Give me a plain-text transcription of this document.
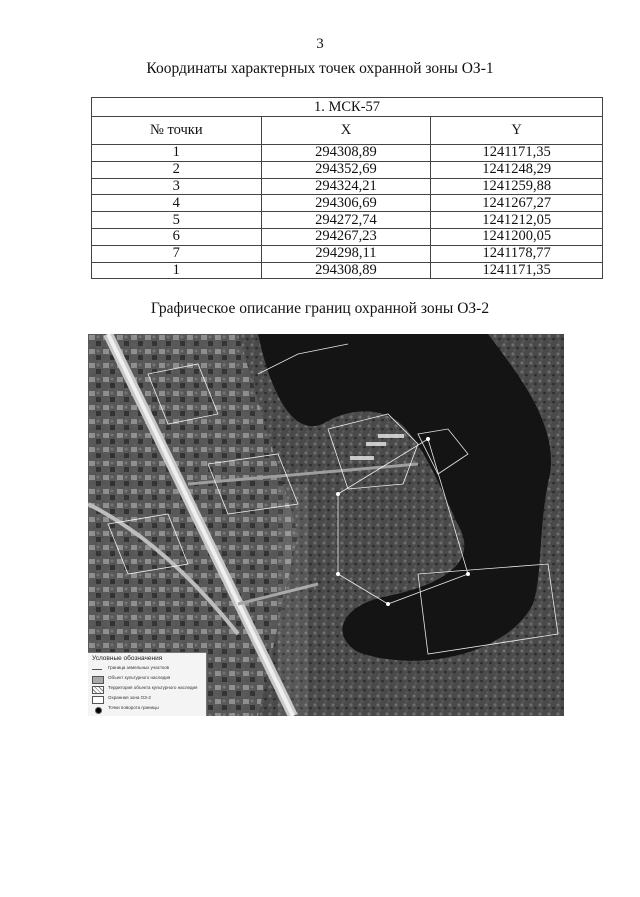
3
Координаты характерных точек охранной зоны ОЗ-1
1. МСК-57		
№ точки	X	Y
1	294308,89	1241171,35
2	294352,69	1241248,29
3	294324,21	1241259,88
4	294306,69	1241267,27
5	294272,74	1241212,05
6	294267,23	1241200,05
7	294298,11	1241178,77
1	294308,89	1241171,35
Графическое описание границ охранной зоны ОЗ-2
Условные обозначения
Граница земельных участков
Объект культурного наследия
Территория объекта культурного наследия
Охранная зона ОЗ-2
Точки поворота границы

## Short problem:
Repeat the records above verbatim, with no pictures in the result.

## Response for this exercise:
Give me a plain-text transcription of this document.
3
Координаты характерных точек охранной зоны ОЗ-1
1. МСК-57		
№ точки	X	Y
1	294308,89	1241171,35
2	294352,69	1241248,29
3	294324,21	1241259,88
4	294306,69	1241267,27
5	294272,74	1241212,05
6	294267,23	1241200,05
7	294298,11	1241178,77
1	294308,89	1241171,35
Графическое описание границ охранной зоны ОЗ-2
Условные обозначения
Граница земельных участков
Объект культурного наследия
Территория объекта культурного наследия
Охранная зона ОЗ-2
Точки поворота границы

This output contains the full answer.